* BEGIN Records supplied *

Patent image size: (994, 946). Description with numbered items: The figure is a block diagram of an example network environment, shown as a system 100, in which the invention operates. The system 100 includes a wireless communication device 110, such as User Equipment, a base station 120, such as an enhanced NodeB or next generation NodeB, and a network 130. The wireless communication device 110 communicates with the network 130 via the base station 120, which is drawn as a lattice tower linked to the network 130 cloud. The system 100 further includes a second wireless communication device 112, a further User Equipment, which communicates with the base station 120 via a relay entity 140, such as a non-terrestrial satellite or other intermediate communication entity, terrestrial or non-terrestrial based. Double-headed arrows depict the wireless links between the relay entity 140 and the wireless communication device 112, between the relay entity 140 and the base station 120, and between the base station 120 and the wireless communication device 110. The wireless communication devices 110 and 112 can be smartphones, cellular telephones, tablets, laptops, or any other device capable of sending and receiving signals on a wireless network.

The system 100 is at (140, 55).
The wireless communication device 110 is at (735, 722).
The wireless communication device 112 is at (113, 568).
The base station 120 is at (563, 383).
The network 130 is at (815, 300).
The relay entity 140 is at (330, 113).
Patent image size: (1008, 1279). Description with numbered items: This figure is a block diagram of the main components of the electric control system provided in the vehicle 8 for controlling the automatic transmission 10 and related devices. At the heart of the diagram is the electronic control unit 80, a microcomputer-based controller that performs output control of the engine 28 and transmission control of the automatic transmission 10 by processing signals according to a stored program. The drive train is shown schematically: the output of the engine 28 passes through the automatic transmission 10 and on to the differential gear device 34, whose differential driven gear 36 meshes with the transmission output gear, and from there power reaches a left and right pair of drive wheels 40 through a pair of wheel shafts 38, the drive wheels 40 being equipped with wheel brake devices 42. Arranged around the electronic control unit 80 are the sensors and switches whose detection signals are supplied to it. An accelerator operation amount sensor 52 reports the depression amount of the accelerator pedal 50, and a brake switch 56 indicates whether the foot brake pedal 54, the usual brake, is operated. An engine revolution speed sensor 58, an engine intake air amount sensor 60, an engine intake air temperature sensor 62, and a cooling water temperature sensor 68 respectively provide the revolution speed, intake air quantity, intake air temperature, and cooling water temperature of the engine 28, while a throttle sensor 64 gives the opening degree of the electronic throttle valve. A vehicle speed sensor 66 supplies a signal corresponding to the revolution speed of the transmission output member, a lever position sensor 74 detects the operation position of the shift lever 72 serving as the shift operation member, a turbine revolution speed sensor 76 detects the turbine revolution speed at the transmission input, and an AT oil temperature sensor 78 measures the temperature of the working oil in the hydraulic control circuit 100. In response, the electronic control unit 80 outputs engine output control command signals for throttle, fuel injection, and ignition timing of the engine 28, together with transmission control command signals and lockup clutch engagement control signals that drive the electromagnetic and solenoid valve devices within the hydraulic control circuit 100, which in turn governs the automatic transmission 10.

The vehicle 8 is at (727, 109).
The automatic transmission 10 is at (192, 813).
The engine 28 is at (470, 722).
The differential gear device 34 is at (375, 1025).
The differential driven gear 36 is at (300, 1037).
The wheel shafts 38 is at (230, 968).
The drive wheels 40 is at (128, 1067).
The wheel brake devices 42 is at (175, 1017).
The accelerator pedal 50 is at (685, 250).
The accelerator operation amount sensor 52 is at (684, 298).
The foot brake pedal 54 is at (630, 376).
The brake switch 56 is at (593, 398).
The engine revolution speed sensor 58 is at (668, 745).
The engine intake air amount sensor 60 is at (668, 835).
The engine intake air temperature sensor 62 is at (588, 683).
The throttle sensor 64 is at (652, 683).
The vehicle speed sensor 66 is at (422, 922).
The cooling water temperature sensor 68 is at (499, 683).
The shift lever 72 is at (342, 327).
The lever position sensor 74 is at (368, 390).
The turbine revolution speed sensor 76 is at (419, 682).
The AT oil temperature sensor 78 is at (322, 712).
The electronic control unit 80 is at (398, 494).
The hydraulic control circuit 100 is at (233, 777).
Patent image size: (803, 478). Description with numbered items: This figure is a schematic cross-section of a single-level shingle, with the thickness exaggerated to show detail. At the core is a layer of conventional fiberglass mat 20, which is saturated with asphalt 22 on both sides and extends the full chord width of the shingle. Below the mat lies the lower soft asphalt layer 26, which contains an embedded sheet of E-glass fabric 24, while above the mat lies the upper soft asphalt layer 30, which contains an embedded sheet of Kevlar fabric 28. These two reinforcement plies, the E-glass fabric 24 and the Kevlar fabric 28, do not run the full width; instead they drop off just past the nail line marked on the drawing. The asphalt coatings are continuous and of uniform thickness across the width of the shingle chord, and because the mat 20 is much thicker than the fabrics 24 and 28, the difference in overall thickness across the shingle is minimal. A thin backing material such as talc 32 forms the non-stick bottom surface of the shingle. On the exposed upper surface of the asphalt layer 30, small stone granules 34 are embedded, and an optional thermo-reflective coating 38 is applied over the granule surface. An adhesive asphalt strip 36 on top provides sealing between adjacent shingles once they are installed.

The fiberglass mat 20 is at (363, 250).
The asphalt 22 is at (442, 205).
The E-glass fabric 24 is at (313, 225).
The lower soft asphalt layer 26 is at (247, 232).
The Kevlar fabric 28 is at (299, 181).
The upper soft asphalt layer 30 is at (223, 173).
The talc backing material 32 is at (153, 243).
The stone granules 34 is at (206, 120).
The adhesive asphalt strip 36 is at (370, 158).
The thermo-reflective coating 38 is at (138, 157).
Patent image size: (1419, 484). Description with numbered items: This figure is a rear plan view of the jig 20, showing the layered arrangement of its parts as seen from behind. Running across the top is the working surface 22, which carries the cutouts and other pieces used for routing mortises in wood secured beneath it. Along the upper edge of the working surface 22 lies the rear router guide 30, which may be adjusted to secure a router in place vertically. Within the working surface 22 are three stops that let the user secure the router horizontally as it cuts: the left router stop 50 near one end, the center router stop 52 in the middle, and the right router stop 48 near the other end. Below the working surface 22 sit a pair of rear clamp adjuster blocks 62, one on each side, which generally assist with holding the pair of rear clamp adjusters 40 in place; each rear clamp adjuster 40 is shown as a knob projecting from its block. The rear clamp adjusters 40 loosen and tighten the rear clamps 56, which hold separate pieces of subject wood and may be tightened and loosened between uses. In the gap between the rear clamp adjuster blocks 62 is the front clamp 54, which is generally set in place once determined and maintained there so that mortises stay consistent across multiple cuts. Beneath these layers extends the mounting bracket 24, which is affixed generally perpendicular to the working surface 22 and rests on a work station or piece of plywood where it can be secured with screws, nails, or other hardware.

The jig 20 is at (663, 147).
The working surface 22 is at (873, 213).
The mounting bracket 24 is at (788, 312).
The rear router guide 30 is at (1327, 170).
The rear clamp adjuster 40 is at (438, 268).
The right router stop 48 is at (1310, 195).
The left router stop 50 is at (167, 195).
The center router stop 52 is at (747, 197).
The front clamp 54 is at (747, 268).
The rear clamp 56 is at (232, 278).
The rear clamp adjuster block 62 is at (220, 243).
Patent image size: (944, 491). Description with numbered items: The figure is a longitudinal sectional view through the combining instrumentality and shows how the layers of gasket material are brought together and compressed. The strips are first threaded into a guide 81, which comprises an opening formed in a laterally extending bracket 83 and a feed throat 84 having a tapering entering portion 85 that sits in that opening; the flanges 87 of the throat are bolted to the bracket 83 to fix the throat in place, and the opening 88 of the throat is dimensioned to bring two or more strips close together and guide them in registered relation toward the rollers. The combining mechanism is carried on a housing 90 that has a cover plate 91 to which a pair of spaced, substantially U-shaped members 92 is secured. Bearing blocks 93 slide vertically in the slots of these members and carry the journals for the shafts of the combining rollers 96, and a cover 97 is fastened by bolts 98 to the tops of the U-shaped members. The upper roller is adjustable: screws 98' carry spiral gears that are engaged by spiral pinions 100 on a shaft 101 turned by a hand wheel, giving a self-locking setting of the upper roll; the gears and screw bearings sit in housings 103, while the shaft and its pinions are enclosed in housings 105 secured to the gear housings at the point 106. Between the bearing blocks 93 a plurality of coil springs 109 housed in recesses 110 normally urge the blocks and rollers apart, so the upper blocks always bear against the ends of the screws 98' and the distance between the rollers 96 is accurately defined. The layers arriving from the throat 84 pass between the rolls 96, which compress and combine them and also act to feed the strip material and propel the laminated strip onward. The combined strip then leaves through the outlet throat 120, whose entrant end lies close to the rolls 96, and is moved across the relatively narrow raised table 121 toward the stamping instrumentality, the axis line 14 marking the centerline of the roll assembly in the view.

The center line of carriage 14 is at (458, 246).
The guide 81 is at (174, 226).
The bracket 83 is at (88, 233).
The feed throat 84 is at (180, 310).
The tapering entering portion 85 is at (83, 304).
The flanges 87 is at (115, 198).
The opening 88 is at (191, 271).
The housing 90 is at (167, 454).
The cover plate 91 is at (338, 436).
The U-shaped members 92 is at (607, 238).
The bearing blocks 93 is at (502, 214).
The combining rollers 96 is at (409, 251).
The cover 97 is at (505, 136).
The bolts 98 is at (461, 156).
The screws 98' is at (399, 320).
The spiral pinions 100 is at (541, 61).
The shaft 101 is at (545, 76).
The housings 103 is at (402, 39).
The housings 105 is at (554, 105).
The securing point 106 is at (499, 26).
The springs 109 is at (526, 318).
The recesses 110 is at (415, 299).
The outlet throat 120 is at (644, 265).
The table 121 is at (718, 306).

* END Records supplied *

- **What is asked**
Rewrite the records as a Markdown table with the columns Row and Record line, starting at the beginning of the records and ending at the line that contains "The relay entity 140 is at (330, 113).". Leave out blank lines.

- **Exercise solution**
| Row | Record line |
|---|---|
| 1 | Patent image size: (994, 946). Description with numbered items: The figure is a block diagram of an example network environment, shown as a system 100, in which the invention operates. The system 100 includes a wireless communication device 110, such as User Equipment, a base station 120, such as an enhanced NodeB or next generation NodeB, and a network 130. The wireless communication device 110 communicates with the network 130 via the base station 120, which is drawn as a lattice tower linked to the network 130 cloud. The system 100 further includes a second wireless communication device 112, a further User Equipment, which communicates with the base station 120 via a relay entity 140, such as a non-terrestrial satellite or other intermediate communication entity, terrestrial or non-terrestrial based. Double-headed arrows depict the wireless links between the relay entity 140 and the wireless communication device 112, between the relay entity 140 and the base station 120, and between the base station 120 and the wireless communication device 110. The wireless communication devices 110 and 112 can be smartphones, cellular telephones, tablets, laptops, or any other device capable of sending and receiving signals on a wireless network. |
| 2 | The system 100 is at (140, 55). |
| 3 | The wireless communication device 110 is at (735, 722). |
| 4 | The wireless communication device 112 is at (113, 568). |
| 5 | The base station 120 is at (563, 383). |
| 6 | The network 130 is at (815, 300). |
| 7 | The relay entity 140 is at (330, 113). |